Give only the number of lines in the data that include the string "Build".

• Supplied data:
================================

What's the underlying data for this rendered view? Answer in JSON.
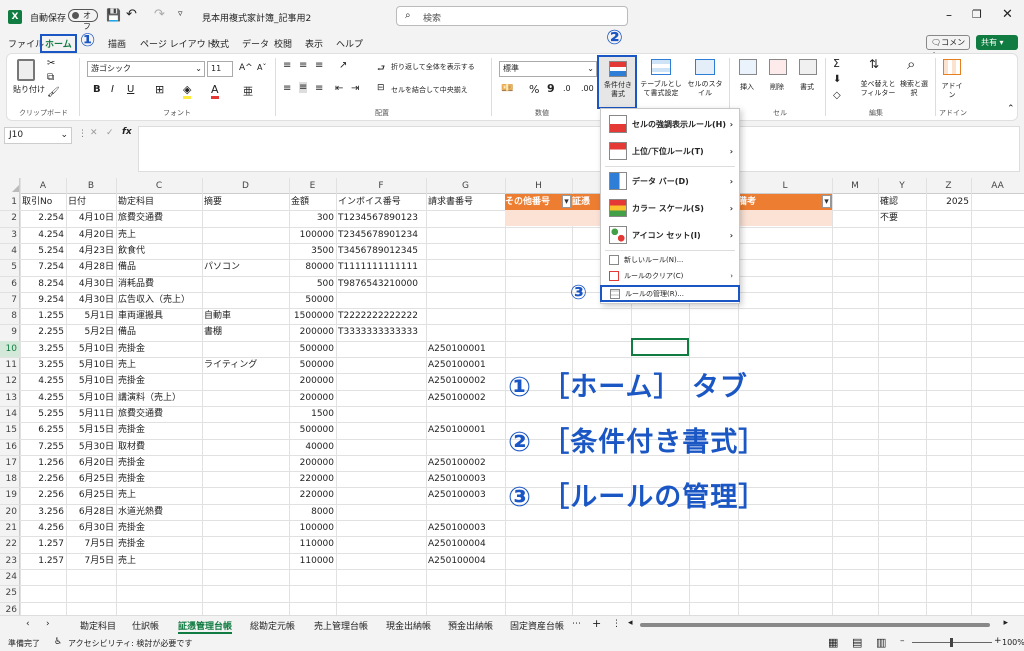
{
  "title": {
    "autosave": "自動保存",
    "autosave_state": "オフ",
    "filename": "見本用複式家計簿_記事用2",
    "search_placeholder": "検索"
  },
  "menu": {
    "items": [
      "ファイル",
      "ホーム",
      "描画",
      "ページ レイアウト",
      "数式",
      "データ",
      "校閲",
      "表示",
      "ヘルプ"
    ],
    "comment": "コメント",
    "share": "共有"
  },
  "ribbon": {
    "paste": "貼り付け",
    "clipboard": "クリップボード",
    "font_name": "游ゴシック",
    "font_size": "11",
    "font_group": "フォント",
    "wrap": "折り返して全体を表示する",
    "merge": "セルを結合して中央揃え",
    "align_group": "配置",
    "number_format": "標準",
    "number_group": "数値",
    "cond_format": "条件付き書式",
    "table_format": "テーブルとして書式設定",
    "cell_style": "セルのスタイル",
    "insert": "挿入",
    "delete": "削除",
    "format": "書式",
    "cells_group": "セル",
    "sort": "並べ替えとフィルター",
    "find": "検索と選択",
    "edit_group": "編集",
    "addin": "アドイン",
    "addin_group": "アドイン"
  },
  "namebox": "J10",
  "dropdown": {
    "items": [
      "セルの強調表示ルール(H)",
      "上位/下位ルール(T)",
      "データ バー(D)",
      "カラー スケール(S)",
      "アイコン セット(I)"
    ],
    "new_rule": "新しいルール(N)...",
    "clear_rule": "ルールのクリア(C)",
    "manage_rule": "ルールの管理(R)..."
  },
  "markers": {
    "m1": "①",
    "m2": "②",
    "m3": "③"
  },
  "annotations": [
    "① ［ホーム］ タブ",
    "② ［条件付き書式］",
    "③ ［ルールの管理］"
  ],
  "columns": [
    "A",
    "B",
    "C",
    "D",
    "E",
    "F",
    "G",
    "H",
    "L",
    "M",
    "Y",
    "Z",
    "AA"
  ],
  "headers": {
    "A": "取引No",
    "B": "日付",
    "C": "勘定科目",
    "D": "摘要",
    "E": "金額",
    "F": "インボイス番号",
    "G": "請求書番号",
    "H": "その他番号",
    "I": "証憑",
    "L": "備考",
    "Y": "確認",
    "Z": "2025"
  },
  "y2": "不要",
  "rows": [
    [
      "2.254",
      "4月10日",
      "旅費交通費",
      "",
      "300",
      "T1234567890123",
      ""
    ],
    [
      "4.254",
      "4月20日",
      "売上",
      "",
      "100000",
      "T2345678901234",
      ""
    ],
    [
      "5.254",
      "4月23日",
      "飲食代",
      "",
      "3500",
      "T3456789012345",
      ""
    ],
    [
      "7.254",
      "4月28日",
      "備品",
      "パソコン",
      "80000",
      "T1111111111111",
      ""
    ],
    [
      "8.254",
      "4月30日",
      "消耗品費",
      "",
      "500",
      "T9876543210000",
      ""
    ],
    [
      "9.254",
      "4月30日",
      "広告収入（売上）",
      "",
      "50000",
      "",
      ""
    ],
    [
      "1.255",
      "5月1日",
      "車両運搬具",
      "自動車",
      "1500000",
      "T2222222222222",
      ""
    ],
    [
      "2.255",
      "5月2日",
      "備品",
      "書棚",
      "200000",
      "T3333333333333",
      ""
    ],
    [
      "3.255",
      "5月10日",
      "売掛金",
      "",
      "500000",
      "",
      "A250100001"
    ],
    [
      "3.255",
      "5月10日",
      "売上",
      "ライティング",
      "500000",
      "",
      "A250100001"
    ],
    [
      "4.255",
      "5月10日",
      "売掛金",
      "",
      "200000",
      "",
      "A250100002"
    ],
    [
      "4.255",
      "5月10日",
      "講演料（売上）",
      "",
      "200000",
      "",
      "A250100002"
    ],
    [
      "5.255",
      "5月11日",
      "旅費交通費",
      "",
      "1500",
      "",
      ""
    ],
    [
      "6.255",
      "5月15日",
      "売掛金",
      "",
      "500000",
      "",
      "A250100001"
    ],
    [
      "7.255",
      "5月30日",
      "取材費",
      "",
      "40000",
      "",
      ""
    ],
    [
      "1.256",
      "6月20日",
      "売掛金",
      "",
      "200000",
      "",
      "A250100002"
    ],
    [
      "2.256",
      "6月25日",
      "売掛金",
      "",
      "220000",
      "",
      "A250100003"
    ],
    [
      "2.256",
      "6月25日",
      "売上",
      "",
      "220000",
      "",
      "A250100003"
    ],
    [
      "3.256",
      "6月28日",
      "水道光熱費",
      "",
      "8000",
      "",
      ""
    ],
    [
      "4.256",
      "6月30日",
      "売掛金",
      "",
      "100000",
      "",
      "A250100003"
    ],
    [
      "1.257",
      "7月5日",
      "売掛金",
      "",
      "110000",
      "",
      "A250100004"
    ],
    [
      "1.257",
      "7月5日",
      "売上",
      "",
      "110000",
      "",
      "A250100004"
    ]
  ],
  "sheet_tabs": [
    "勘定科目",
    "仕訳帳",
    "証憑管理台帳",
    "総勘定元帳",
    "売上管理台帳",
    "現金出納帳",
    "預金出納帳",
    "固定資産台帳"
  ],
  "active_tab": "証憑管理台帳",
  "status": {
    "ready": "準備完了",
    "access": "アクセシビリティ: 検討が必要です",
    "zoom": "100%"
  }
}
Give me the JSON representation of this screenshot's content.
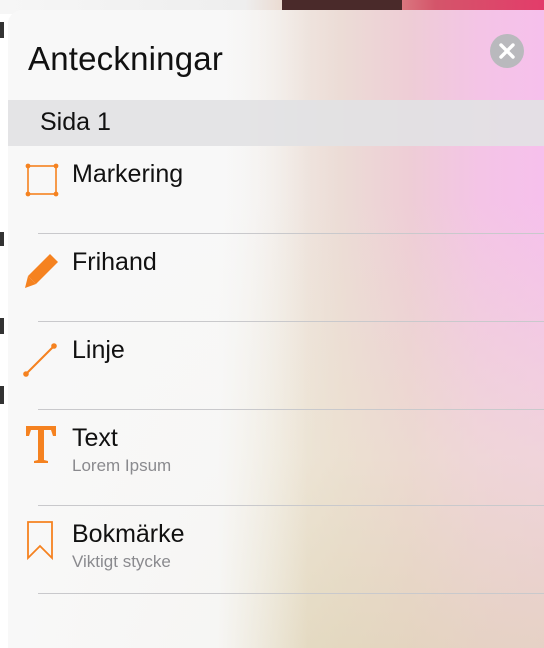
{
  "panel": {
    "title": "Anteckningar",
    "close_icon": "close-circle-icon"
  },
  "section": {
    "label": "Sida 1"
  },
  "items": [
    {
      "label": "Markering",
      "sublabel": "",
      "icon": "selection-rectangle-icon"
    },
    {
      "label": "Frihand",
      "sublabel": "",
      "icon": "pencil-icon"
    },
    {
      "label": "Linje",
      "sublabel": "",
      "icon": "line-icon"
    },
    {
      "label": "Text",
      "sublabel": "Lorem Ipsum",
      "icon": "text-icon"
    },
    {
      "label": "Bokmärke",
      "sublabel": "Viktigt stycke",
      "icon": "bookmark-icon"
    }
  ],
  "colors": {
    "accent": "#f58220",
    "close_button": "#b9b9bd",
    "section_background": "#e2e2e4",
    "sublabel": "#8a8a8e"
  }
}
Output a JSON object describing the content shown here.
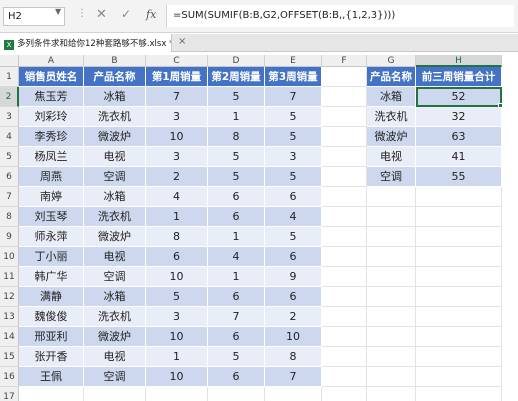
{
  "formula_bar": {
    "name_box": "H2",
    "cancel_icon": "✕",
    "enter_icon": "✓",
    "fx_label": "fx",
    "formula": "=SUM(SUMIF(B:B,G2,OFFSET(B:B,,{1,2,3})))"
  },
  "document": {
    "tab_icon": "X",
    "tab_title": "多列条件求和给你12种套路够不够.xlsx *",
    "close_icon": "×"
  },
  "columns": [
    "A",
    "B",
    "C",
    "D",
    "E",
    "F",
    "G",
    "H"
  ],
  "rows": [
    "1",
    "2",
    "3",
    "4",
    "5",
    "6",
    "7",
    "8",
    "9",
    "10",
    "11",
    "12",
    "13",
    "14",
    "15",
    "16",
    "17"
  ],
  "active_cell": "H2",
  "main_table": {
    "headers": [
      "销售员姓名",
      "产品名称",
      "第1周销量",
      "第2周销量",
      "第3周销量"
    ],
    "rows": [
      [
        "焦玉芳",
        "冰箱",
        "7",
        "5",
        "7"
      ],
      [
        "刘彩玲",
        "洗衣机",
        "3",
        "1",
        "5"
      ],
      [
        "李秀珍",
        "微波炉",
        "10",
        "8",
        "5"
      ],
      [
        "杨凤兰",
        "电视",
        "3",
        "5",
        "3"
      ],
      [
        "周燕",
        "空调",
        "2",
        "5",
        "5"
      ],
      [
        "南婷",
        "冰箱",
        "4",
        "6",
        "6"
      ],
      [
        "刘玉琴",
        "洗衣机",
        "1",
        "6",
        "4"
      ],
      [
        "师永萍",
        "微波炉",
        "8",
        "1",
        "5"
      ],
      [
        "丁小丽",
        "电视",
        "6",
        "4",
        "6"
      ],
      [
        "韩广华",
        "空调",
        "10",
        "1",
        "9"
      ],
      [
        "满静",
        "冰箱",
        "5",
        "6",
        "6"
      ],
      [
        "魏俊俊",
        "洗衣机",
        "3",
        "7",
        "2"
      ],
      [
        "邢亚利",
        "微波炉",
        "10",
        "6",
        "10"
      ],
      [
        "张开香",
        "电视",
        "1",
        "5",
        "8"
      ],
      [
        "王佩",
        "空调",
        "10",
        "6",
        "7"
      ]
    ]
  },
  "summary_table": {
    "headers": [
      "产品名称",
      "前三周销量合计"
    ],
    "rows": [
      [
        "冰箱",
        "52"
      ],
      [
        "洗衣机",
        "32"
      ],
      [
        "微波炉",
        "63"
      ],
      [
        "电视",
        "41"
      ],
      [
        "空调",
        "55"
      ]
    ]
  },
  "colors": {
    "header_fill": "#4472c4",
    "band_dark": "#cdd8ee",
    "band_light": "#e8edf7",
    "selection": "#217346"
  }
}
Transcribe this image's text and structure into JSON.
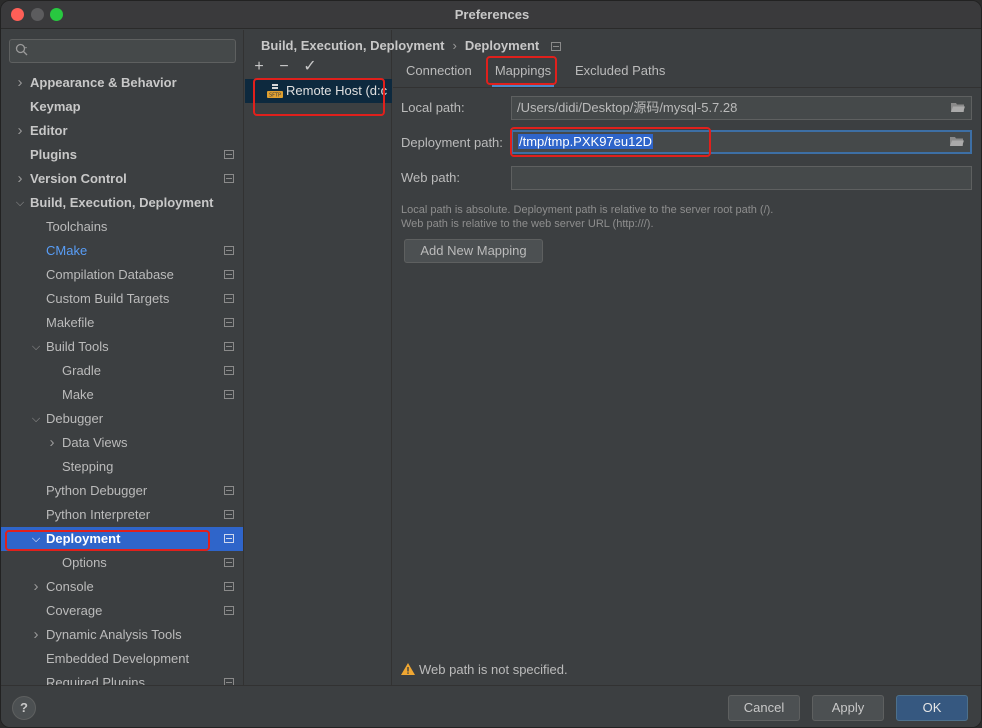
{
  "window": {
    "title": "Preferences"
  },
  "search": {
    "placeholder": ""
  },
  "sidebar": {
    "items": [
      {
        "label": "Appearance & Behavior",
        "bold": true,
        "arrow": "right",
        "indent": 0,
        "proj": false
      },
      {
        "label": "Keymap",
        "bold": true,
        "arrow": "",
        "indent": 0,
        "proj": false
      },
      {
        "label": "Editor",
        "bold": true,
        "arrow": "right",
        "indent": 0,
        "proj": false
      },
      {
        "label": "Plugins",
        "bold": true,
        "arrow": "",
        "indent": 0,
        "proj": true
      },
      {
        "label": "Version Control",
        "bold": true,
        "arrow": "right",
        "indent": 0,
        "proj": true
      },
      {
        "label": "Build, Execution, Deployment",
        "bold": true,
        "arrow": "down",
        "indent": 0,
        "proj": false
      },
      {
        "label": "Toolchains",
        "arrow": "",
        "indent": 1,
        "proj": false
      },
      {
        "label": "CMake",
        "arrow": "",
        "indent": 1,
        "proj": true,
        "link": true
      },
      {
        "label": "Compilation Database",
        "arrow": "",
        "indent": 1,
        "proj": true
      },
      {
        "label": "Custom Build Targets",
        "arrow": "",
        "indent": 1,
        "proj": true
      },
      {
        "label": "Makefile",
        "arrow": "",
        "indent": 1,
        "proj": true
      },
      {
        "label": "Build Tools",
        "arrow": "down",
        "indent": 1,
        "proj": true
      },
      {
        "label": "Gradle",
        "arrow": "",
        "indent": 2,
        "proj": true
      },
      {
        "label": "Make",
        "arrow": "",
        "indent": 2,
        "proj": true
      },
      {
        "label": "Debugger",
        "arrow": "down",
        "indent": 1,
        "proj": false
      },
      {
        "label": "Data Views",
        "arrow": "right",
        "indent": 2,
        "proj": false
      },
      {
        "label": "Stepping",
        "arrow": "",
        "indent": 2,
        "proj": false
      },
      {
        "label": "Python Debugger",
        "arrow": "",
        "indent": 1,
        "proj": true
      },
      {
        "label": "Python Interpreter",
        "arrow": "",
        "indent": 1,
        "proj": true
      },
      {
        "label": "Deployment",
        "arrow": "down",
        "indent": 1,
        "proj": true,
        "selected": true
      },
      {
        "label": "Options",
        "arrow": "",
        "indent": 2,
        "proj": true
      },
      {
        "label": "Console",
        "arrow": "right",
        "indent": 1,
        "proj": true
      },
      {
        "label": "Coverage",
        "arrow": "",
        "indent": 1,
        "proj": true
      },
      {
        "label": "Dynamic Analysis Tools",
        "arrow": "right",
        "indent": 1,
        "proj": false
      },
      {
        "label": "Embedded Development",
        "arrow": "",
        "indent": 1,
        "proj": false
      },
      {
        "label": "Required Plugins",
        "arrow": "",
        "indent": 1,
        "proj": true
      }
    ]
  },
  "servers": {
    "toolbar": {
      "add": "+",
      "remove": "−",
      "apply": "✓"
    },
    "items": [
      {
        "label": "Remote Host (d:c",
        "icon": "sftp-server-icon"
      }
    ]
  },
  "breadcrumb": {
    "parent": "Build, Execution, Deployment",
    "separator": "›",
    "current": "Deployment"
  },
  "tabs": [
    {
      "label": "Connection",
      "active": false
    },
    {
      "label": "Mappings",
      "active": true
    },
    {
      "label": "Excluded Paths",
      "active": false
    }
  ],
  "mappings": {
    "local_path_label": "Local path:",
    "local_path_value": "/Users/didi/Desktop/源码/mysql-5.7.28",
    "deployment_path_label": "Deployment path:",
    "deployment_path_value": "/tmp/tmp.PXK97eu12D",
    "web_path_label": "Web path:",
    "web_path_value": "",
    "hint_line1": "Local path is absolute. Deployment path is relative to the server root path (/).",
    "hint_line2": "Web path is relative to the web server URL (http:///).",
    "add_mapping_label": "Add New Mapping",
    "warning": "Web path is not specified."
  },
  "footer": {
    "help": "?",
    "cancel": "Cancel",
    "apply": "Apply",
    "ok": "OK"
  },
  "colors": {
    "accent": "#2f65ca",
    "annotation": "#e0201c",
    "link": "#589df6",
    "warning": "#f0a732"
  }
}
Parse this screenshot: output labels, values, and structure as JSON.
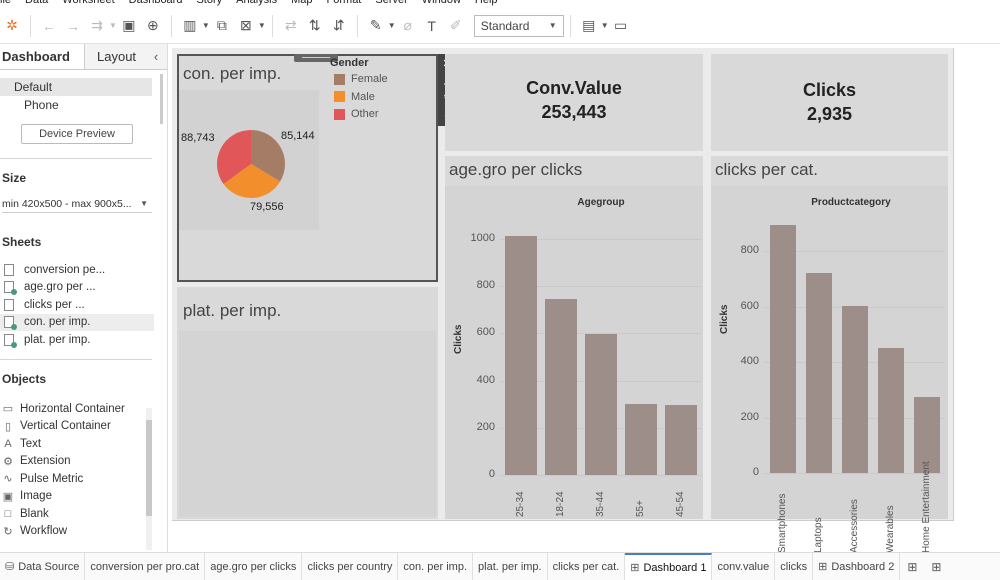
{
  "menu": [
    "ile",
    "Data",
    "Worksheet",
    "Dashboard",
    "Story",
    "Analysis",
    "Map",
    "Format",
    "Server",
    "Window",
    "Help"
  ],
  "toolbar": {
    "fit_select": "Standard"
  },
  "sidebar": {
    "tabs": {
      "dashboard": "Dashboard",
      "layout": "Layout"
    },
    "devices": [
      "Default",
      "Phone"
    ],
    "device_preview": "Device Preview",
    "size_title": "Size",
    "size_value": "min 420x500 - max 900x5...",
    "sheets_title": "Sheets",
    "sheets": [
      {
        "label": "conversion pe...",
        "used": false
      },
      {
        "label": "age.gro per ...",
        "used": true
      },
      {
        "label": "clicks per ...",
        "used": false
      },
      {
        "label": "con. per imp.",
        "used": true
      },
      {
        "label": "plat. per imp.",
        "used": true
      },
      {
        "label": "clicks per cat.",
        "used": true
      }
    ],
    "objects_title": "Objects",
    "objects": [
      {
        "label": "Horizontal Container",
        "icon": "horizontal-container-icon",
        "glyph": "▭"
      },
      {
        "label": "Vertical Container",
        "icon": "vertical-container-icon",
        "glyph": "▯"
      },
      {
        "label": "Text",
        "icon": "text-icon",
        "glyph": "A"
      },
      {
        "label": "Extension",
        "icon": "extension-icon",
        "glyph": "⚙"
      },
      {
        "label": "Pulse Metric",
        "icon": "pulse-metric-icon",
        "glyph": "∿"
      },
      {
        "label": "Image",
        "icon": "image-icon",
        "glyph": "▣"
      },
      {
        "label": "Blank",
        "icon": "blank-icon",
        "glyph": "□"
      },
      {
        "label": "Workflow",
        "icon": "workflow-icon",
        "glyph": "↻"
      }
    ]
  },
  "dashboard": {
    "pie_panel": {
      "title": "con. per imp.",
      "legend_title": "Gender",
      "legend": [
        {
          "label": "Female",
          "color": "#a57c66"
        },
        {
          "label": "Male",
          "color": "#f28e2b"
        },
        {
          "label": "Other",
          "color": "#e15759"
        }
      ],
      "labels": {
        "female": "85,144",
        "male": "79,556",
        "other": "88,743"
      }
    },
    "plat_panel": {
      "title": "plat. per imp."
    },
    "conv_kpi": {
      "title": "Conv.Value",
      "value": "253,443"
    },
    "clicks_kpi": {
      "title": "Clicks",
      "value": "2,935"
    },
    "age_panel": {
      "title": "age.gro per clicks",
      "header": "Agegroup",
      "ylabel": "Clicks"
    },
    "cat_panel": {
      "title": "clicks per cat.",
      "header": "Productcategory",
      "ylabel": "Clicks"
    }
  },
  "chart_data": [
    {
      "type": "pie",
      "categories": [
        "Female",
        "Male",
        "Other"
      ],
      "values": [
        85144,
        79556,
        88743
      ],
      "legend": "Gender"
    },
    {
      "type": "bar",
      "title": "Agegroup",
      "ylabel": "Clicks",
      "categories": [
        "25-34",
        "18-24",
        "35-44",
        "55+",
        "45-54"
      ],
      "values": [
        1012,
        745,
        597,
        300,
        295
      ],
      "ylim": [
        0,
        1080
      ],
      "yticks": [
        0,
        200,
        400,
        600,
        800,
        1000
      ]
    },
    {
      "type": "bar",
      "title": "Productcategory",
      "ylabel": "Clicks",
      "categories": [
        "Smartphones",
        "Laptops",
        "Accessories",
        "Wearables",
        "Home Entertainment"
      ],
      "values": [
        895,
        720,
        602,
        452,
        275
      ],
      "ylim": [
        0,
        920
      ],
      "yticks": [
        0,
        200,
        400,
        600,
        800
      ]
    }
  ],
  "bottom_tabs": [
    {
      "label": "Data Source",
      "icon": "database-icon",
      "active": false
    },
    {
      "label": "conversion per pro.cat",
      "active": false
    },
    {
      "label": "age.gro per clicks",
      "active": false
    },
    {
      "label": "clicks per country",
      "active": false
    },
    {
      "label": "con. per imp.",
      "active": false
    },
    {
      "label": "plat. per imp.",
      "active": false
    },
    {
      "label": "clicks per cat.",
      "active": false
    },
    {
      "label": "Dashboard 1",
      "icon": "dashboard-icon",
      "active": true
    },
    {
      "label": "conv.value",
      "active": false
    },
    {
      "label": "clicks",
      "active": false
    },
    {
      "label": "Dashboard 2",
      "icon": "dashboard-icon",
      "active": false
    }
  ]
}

================================

• Task answer: 4